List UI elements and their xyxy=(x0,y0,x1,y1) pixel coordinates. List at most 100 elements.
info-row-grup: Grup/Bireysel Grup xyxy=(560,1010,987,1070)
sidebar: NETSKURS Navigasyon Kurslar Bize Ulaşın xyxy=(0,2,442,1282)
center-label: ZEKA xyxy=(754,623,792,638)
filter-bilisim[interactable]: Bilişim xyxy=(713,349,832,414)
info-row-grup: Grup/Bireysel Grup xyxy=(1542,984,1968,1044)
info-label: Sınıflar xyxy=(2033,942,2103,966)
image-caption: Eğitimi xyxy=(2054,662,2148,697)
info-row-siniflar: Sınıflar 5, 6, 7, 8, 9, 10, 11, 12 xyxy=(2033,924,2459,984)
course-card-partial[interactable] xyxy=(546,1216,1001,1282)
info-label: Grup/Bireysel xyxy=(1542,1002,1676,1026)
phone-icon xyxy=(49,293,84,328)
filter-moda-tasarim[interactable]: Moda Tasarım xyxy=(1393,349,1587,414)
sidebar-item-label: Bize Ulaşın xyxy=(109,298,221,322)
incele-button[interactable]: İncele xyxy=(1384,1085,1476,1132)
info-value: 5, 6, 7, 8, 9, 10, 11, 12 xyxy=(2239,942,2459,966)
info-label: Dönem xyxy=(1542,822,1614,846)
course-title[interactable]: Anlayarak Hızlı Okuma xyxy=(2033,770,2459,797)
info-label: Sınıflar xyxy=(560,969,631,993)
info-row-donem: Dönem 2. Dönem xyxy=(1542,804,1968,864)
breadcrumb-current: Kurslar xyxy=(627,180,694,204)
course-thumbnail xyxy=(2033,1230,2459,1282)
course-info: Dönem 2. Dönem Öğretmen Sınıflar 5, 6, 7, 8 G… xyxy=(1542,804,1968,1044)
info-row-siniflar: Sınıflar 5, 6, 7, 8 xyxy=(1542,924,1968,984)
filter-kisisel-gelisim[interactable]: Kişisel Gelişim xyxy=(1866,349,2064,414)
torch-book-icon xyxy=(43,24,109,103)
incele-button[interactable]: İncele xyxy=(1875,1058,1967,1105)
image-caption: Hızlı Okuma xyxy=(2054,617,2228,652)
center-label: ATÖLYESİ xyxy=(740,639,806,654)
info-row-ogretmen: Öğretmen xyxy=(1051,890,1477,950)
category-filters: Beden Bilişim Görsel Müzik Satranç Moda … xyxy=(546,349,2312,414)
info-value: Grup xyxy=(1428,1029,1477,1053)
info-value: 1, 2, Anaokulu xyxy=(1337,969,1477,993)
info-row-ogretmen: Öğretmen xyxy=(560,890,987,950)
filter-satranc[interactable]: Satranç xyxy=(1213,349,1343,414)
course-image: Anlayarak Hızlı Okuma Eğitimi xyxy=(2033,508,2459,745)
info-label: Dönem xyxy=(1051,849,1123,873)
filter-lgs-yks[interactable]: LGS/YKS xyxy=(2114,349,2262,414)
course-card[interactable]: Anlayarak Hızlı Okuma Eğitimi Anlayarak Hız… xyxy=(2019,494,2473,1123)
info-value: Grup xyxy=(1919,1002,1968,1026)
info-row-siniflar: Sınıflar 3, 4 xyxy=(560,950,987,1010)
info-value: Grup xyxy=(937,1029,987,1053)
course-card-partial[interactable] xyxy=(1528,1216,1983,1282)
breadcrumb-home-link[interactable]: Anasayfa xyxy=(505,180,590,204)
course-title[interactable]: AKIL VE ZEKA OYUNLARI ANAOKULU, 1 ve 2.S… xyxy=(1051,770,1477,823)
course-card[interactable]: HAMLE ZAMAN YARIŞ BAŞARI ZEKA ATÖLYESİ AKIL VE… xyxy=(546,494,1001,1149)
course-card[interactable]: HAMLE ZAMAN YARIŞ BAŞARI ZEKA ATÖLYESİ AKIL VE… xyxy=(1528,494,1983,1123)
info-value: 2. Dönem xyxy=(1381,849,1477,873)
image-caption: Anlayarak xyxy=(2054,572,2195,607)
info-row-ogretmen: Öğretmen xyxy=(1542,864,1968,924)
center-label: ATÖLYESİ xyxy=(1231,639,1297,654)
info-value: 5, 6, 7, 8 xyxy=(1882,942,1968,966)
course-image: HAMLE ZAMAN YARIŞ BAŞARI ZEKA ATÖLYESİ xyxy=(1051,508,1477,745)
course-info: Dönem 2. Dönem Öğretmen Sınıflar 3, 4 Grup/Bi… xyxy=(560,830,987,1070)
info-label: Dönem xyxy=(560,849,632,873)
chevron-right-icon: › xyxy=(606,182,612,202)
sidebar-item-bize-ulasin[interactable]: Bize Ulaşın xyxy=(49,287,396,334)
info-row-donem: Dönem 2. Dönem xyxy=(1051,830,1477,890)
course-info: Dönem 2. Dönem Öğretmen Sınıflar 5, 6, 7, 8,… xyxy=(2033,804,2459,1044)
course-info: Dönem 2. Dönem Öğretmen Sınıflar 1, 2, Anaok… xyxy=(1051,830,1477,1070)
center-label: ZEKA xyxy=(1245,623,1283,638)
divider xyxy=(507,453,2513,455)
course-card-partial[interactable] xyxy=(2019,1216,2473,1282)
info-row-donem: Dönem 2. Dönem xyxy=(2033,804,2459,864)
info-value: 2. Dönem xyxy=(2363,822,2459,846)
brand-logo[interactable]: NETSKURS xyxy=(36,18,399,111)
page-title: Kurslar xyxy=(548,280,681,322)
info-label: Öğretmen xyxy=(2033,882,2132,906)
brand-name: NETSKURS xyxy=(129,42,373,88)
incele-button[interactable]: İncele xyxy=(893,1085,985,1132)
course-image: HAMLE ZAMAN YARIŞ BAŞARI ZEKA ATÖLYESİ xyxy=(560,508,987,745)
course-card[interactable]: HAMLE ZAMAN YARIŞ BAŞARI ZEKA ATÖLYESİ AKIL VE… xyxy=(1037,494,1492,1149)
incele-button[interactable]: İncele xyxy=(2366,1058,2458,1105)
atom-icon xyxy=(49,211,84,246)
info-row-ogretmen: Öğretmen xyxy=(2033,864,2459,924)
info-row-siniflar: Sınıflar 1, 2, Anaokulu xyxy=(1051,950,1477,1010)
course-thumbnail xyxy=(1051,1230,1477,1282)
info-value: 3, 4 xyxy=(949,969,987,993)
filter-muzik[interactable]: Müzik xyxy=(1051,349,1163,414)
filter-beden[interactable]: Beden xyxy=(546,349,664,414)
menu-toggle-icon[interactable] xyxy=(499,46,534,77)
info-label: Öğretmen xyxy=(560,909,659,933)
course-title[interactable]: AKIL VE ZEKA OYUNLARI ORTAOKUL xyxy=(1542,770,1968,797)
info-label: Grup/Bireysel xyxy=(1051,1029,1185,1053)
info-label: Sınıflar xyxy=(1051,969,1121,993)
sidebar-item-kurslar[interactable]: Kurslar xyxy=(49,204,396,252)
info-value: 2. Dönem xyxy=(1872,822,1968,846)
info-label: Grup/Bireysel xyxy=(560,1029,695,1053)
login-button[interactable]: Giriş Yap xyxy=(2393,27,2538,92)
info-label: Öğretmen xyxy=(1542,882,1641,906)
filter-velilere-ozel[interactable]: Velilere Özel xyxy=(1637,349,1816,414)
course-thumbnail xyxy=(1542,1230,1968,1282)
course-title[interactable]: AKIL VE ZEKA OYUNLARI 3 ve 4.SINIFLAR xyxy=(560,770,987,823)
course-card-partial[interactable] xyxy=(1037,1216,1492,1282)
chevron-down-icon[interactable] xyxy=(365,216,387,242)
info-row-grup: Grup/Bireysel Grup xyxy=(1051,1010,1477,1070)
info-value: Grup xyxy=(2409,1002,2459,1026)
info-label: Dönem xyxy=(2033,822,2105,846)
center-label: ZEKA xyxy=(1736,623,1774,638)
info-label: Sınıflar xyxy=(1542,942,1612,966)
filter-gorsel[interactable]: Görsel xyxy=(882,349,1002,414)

--------------------------------------------------

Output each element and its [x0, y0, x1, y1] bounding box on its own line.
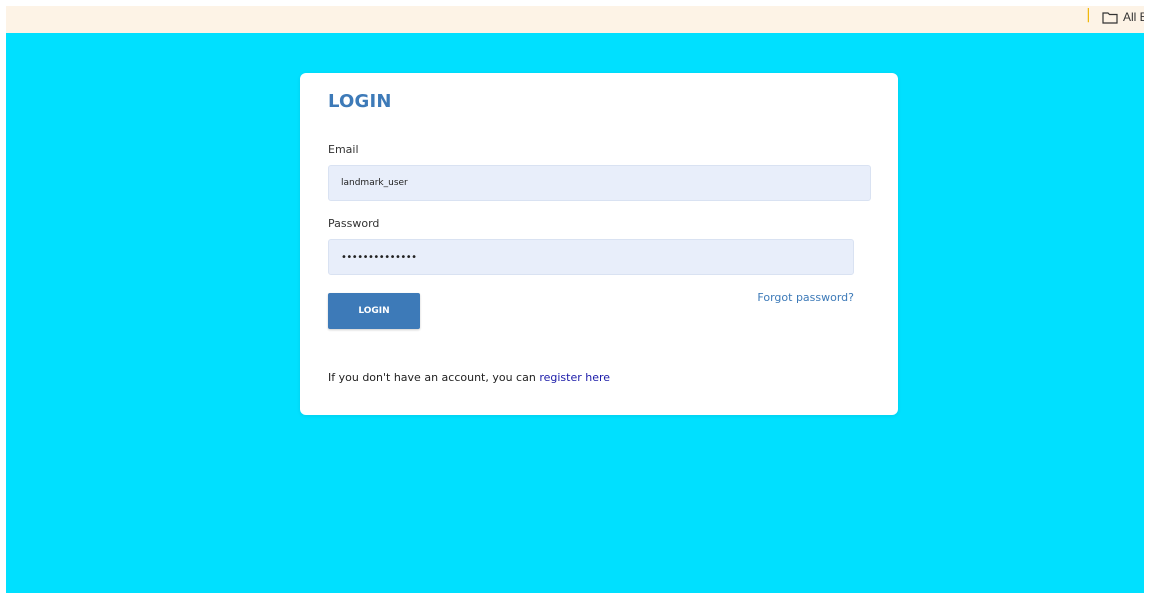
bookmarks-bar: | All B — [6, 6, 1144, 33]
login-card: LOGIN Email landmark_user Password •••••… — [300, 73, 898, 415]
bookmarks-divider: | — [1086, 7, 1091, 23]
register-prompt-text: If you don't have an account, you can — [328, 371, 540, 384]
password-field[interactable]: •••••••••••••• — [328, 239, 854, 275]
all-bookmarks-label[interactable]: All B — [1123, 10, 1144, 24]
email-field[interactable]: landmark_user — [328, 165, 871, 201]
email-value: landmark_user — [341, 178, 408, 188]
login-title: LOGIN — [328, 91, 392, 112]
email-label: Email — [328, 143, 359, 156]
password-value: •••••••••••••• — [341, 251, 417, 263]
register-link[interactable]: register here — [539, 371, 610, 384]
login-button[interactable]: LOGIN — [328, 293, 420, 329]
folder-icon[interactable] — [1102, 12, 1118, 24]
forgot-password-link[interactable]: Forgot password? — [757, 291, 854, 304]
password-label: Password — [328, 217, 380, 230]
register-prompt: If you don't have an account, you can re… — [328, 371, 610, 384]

--------------------------------------------------

[TASK DIRECTIONS]
Output the listing from the line containing "bookmarks-bar: | All B — [6, 6, 1144, 33]" through the line containing "register-prompt: If you" as a JSON list of strings, one string per line, with blank lines omitted.

[CORRECT RESULT]
[
  "bookmarks-bar: | All B — [6, 6, 1144, 33]",
  "login-card: LOGIN Email landmark_user Password •••••… — [300, 73, 898, 415]",
  "bookmarks-divider: | — [1086, 7, 1091, 23]",
  "register-prompt-text: If you don't have an account, you can — [328, 371, 540, 384]",
  "password-field[interactable]: •••••••••••••• — [328, 239, 854, 275]",
  "all-bookmarks-label[interactable]: All B — [1123, 10, 1144, 24]",
  "email-field[interactable]: landmark_user — [328, 165, 871, 201]",
  "email-value: landmark_user — [341, 178, 408, 188]",
  "login-title: LOGIN — [328, 91, 392, 112]",
  "email-label: Email — [328, 143, 359, 156]",
  "password-value: •••••••••••••• — [341, 251, 417, 263]",
  "register-link[interactable]: register here — [539, 371, 610, 384]",
  "login-button[interactable]: LOGIN — [328, 293, 420, 329]",
  "folder-icon[interactable] — [1102, 12, 1118, 24]",
  "forgot-password-link[interactable]: Forgot password? — [757, 291, 854, 304]",
  "password-label: Password — [328, 217, 380, 230]",
  "register-prompt: If you don't have an account, you can re… — [328, 371, 610, 384]"
]